▶ STATED EXERCISE
Below is a listing; reproduce each line of it exactly.

▶ SOURCE MATERIAL
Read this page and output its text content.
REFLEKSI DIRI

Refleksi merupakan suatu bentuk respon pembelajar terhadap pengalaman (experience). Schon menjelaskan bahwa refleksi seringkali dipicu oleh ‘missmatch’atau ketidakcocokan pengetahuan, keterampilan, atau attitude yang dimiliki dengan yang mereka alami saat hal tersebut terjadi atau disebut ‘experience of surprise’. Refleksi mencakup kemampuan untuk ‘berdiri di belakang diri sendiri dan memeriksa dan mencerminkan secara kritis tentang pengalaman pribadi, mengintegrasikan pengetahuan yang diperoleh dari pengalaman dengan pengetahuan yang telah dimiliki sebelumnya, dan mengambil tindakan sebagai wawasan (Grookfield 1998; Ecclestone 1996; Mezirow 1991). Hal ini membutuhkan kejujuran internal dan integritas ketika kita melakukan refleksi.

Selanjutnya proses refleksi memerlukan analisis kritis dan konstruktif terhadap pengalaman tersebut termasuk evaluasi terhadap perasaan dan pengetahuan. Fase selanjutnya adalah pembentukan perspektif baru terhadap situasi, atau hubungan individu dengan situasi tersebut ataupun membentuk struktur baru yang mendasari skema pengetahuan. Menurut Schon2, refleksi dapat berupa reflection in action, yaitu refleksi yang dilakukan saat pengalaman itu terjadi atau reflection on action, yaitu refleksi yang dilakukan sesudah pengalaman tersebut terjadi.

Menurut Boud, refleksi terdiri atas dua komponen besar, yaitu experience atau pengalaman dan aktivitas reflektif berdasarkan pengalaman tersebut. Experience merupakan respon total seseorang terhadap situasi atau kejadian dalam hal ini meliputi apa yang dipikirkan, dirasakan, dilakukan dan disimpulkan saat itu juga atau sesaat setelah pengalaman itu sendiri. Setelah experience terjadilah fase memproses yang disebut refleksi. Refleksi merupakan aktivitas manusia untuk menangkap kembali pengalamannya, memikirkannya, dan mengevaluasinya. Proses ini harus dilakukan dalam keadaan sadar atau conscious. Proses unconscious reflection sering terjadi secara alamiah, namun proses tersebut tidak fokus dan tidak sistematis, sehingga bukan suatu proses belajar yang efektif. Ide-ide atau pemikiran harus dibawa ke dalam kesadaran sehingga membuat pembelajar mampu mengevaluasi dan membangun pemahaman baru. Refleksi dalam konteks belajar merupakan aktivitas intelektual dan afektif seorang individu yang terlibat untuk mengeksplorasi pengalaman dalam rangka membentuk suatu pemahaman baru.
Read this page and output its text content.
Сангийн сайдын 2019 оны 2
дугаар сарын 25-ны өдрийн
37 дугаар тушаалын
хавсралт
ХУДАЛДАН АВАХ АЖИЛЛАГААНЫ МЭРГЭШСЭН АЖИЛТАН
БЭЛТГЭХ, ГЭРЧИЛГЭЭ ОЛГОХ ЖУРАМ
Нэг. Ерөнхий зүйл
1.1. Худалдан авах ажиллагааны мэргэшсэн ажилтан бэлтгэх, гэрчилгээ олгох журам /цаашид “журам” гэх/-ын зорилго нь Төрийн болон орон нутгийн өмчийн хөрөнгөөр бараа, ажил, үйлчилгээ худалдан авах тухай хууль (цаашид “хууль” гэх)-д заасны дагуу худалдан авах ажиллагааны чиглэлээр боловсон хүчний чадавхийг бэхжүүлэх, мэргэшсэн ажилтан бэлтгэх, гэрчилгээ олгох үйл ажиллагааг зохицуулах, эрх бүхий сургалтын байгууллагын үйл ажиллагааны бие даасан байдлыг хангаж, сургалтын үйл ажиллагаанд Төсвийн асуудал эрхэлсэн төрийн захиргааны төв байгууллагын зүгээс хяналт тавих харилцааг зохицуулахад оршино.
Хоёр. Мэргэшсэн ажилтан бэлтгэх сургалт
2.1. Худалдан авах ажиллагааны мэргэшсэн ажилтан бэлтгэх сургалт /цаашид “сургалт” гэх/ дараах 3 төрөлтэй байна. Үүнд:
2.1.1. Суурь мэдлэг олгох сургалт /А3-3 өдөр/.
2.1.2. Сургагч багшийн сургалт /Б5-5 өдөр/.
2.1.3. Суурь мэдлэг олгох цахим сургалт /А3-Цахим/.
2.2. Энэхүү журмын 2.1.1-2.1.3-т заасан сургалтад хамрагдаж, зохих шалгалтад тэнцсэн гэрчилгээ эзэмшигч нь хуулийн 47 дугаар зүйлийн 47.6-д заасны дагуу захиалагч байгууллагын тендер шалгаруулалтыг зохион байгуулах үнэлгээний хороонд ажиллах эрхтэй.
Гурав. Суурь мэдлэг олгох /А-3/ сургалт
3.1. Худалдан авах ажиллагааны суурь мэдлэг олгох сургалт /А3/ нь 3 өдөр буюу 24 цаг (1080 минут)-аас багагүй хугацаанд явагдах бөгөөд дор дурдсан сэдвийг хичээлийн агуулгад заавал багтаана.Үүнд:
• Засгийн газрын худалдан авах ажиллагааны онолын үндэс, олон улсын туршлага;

▶ EXERCISE RESPONSE
Read this page and output its text content.
REFLEKSI DIRI

Refleksi merupakan suatu bentuk respon pembelajar terhadap pengalaman (experience). Schon menjelaskan bahwa refleksi seringkali dipicu oleh ‘missmatch’atau ketidakcocokan pengetahuan, keterampilan, atau attitude yang dimiliki dengan yang mereka alami saat hal tersebut terjadi atau disebut ‘experience of surprise’. Refleksi mencakup kemampuan untuk ‘berdiri di belakang diri sendiri dan memeriksa dan mencerminkan secara kritis tentang pengalaman pribadi, mengintegrasikan pengetahuan yang diperoleh dari pengalaman dengan pengetahuan yang telah dimiliki sebelumnya, dan mengambil tindakan sebagai wawasan (Grookfield 1998; Ecclestone 1996; Mezirow 1991). Hal ini membutuhkan kejujuran internal dan integritas ketika kita melakukan refleksi.

Selanjutnya proses refleksi memerlukan analisis kritis dan konstruktif terhadap pengalaman tersebut termasuk evaluasi terhadap perasaan dan pengetahuan. Fase selanjutnya adalah pembentukan perspektif baru terhadap situasi, atau hubungan individu dengan situasi tersebut ataupun membentuk struktur baru yang mendasari skema pengetahuan. Menurut Schon2, refleksi dapat berupa reflection in action, yaitu refleksi yang dilakukan saat pengalaman itu terjadi atau reflection on action, yaitu refleksi yang dilakukan sesudah pengalaman tersebut terjadi.

Menurut Boud, refleksi terdiri atas dua komponen besar, yaitu experience atau pengalaman dan aktivitas reflektif berdasarkan pengalaman tersebut. Experience merupakan respon total seseorang terhadap situasi atau kejadian dalam hal ini meliputi apa yang dipikirkan, dirasakan, dilakukan dan disimpulkan saat itu juga atau sesaat setelah pengalaman itu sendiri. Setelah experience terjadilah fase memproses yang disebut refleksi. Refleksi merupakan aktivitas manusia untuk menangkap kembali pengalamannya, memikirkannya, dan mengevaluasinya. Proses ini harus dilakukan dalam keadaan sadar atau conscious. Proses unconscious reflection sering terjadi secara alamiah, namun proses tersebut tidak fokus dan tidak sistematis, sehingga bukan suatu proses belajar yang efektif. Ide-ide atau pemikiran harus dibawa ke dalam kesadaran sehingga membuat pembelajar mampu mengevaluasi dan membangun pemahaman baru. Refleksi dalam konteks belajar merupakan aktivitas intelektual dan afektif seorang individu yang terlibat untuk mengeksplorasi pengalaman dalam rangka membentuk suatu pemahaman baru.
Read this page and output its text content.
Сангийн сайдын 2019 оны 2
дугаар сарын 25-ны өдрийн
37 дугаар тушаалын
хавсралт
ХУДАЛДАН АВАХ АЖИЛЛАГААНЫ МЭРГЭШСЭН АЖИЛТАН
БЭЛТГЭХ, ГЭРЧИЛГЭЭ ОЛГОХ ЖУРАМ
Нэг. Ерөнхий зүйл
1.1. Худалдан авах ажиллагааны мэргэшсэн ажилтан бэлтгэх, гэрчилгээ олгох журам /цаашид “журам” гэх/-ын зорилго нь Төрийн болон орон нутгийн өмчийн хөрөнгөөр бараа, ажил, үйлчилгээ худалдан авах тухай хууль (цаашид “хууль” гэх)-д заасны дагуу худалдан авах ажиллагааны чиглэлээр боловсон хүчний чадавхийг бэхжүүлэх, мэргэшсэн ажилтан бэлтгэх, гэрчилгээ олгох үйл ажиллагааг зохицуулах, эрх бүхий сургалтын байгууллагын үйл ажиллагааны бие даасан байдлыг хангаж, сургалтын үйл ажиллагаанд Төсвийн асуудал эрхэлсэн төрийн захиргааны төв байгууллагын зүгээс хяналт тавих харилцааг зохицуулахад оршино.
Хоёр. Мэргэшсэн ажилтан бэлтгэх сургалт
2.1. Худалдан авах ажиллагааны мэргэшсэн ажилтан бэлтгэх сургалт /цаашид “сургалт” гэх/ дараах 3 төрөлтэй байна. Үүнд:
2.1.1. Суурь мэдлэг олгох сургалт /А3-3 өдөр/.
2.1.2. Сургагч багшийн сургалт /Б5-5 өдөр/.
2.1.3. Суурь мэдлэг олгох цахим сургалт /А3-Цахим/.
2.2. Энэхүү журмын 2.1.1-2.1.3-т заасан сургалтад хамрагдаж, зохих шалгалтад тэнцсэн гэрчилгээ эзэмшигч нь хуулийн 47 дугаар зүйлийн 47.6-д заасны дагуу захиалагч байгууллагын тендер шалгаруулалтыг зохион байгуулах үнэлгээний хороонд ажиллах эрхтэй.
Гурав. Суурь мэдлэг олгох /А-3/ сургалт
3.1. Худалдан авах ажиллагааны суурь мэдлэг олгох сургалт /А3/ нь 3 өдөр буюу 24 цаг (1080 минут)-аас багагүй хугацаанд явагдах бөгөөд дор дурдсан сэдвийг хичээлийн агуулгад заавал багтаана.Үүнд:
• Засгийн газрын худалдан авах ажиллагааны онолын үндэс, олон улсын туршлага;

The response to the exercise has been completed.